**Goal of the exercise**.
Write out all of the data without omission, exactly as shown.

[Dataset items]
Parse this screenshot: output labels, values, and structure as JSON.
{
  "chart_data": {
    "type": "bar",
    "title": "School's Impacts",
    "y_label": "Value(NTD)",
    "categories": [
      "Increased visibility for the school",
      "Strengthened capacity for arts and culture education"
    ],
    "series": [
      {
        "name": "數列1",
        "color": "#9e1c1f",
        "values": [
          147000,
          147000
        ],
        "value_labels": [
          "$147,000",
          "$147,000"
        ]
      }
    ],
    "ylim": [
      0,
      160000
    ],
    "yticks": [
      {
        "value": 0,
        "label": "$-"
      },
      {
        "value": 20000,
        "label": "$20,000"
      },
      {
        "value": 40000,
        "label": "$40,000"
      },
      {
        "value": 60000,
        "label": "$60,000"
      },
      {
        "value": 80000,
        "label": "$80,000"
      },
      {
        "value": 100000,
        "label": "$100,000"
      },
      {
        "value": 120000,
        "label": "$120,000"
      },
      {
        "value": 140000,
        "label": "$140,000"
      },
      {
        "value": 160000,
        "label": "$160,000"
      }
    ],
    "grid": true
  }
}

**Full output**.
Parse this screenshot: output labels, values, and structure as JSON.
{
  "chart_data": {
    "type": "bar",
    "title": "School's Impacts",
    "y_label": "Value(NTD)",
    "categories": [
      "Increased visibility for the school",
      "Strengthened capacity for arts and culture education"
    ],
    "series": [
      {
        "name": "數列1",
        "color": "#9e1c1f",
        "values": [
          147000,
          147000
        ],
        "value_labels": [
          "$147,000",
          "$147,000"
        ]
      }
    ],
    "ylim": [
      0,
      160000
    ],
    "yticks": [
      {
        "value": 0,
        "label": "$-"
      },
      {
        "value": 20000,
        "label": "$20,000"
      },
      {
        "value": 40000,
        "label": "$40,000"
      },
      {
        "value": 60000,
        "label": "$60,000"
      },
      {
        "value": 80000,
        "label": "$80,000"
      },
      {
        "value": 100000,
        "label": "$100,000"
      },
      {
        "value": 120000,
        "label": "$120,000"
      },
      {
        "value": 140000,
        "label": "$140,000"
      },
      {
        "value": 160000,
        "label": "$160,000"
      }
    ],
    "grid": true
  }
}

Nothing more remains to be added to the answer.